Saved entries

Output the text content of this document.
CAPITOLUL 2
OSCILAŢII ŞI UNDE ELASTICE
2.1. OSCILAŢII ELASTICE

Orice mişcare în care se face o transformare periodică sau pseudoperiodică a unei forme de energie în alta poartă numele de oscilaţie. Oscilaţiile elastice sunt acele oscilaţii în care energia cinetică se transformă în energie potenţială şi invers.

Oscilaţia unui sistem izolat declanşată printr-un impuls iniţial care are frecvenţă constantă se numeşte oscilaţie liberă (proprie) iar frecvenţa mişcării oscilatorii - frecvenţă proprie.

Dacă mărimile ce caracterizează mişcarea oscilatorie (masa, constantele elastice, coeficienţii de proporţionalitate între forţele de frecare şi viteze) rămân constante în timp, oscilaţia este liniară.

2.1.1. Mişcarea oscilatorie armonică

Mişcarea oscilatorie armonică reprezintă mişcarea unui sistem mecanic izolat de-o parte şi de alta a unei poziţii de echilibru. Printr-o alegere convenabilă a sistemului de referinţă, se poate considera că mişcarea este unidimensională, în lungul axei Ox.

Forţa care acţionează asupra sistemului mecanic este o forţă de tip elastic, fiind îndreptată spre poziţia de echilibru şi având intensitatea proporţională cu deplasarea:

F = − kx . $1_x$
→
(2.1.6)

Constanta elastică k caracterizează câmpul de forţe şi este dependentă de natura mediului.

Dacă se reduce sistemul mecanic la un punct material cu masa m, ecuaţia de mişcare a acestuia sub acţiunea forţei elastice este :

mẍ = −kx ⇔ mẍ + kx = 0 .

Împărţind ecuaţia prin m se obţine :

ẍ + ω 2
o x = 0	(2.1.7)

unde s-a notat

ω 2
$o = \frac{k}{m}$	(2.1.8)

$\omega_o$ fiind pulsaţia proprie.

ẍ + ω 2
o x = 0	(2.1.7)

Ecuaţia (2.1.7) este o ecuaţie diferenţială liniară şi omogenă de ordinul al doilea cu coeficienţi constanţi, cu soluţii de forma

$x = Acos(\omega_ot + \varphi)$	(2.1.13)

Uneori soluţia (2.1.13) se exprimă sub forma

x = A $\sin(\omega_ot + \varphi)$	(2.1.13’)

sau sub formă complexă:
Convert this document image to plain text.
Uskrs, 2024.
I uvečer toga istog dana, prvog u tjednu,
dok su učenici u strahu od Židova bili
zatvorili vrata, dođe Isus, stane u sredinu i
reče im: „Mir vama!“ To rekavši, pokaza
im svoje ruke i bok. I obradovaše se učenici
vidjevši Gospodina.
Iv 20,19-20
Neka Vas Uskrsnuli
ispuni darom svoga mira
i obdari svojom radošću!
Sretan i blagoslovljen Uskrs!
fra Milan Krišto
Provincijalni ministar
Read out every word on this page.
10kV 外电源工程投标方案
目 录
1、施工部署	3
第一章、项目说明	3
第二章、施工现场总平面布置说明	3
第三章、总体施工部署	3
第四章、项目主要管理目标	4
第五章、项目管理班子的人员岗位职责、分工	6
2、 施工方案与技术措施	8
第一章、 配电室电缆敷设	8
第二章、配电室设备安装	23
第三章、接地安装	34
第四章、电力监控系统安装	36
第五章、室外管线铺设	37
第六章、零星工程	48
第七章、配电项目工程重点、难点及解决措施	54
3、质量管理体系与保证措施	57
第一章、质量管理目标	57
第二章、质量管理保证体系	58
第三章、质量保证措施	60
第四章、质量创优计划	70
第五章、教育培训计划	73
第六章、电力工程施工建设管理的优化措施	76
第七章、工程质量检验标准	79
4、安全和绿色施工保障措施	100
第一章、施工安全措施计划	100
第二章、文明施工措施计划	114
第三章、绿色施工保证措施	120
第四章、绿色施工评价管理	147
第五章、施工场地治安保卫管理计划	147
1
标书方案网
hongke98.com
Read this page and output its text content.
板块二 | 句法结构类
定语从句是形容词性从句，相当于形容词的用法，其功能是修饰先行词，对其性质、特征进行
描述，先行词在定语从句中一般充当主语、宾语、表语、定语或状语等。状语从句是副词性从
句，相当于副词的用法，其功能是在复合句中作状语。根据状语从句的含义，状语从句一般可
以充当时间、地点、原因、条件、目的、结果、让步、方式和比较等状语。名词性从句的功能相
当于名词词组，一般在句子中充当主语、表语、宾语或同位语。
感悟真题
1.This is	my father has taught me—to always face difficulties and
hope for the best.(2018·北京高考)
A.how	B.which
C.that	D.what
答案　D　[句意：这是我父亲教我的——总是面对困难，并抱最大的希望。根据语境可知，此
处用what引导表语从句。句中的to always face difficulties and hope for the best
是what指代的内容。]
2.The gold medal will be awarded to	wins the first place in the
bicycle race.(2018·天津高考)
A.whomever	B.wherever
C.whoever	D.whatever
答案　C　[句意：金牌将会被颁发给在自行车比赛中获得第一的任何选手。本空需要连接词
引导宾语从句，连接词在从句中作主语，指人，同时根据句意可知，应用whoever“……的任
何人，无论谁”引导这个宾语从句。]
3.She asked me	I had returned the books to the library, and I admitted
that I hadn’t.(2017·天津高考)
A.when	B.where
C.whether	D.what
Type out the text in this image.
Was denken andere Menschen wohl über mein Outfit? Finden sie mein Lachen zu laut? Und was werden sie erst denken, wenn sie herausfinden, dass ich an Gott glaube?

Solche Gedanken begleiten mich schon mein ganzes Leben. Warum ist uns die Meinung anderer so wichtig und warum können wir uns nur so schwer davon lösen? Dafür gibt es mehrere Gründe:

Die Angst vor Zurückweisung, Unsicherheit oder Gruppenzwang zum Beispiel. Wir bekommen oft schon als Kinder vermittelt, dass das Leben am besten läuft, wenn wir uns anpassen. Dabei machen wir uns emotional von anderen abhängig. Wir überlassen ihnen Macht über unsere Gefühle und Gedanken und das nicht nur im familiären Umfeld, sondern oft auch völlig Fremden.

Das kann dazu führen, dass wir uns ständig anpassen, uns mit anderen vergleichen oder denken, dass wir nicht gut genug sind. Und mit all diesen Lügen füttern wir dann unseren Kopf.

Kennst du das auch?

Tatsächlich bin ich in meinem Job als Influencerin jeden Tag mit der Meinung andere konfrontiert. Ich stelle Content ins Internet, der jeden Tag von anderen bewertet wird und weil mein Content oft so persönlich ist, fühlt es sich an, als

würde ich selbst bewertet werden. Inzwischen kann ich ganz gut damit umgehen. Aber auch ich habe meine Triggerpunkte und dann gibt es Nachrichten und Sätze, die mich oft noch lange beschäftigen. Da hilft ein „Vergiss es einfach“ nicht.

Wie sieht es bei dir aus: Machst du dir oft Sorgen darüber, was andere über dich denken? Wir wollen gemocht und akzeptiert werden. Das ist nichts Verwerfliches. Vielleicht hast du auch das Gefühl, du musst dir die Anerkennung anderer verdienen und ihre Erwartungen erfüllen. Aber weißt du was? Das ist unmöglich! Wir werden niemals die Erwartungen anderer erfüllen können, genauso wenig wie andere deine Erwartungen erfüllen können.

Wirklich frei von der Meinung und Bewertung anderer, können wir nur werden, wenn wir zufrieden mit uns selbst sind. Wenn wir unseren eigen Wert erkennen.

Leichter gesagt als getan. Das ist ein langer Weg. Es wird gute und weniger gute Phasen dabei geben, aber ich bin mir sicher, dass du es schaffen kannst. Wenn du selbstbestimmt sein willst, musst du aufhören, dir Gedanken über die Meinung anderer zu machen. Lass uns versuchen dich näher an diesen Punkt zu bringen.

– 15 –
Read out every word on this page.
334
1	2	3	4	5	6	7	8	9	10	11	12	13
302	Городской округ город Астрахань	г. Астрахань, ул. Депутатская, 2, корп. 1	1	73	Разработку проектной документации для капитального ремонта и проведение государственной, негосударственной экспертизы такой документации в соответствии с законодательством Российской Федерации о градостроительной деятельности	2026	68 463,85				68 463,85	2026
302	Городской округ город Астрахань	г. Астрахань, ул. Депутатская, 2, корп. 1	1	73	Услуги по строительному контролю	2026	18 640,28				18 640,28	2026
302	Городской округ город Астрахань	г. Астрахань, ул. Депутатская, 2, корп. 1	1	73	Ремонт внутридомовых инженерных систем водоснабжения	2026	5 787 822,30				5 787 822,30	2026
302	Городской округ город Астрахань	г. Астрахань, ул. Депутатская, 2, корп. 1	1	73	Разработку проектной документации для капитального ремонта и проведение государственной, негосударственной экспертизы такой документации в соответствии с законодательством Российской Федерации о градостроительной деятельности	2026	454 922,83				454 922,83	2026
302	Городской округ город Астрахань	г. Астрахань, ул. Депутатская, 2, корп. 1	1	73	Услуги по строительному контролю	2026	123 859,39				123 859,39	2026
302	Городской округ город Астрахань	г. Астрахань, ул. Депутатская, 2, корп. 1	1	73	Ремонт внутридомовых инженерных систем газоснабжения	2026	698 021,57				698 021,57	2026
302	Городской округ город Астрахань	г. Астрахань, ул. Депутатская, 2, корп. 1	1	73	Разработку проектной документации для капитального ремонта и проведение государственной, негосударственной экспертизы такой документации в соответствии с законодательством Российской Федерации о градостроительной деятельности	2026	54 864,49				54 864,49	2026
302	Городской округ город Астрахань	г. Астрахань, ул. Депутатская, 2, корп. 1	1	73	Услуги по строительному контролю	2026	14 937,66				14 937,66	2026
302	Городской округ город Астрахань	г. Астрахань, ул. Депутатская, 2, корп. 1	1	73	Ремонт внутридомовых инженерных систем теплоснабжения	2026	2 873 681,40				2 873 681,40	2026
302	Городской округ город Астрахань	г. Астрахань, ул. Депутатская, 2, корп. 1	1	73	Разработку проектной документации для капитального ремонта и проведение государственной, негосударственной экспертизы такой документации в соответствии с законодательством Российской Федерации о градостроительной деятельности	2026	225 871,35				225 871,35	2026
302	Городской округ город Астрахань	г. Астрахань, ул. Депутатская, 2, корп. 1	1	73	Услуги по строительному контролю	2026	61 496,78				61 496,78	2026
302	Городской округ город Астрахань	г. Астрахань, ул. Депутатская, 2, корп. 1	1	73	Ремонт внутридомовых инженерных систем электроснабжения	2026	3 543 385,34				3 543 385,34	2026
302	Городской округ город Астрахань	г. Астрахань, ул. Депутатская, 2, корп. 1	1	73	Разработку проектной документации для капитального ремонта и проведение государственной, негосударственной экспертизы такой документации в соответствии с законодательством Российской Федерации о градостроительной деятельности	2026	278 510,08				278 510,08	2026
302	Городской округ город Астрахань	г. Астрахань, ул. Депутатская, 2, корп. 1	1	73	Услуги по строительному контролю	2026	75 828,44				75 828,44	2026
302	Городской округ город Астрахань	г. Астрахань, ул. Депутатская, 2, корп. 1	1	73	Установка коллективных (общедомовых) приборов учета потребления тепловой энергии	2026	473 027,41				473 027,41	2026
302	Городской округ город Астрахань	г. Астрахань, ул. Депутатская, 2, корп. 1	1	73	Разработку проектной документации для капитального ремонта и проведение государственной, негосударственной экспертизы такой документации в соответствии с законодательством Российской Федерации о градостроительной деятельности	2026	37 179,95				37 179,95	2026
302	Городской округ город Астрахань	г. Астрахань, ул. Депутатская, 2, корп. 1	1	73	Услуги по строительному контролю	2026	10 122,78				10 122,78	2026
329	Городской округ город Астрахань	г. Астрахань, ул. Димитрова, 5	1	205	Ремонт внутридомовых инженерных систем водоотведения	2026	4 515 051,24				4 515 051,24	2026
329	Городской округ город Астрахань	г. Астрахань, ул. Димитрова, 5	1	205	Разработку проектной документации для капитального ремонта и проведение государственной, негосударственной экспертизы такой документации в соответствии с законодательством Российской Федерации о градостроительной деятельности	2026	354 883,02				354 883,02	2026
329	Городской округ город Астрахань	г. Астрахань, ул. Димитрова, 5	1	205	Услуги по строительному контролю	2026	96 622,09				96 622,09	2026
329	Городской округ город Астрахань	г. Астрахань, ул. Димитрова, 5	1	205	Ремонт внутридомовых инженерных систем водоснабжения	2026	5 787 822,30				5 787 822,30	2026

### What to work on
Pull out every line in the material above where "always" occurs.

### Response to this exercise
1.This is	my father has taught me—to always face difficulties and
处用what引导表语从句。句中的to always face difficulties and hope for the best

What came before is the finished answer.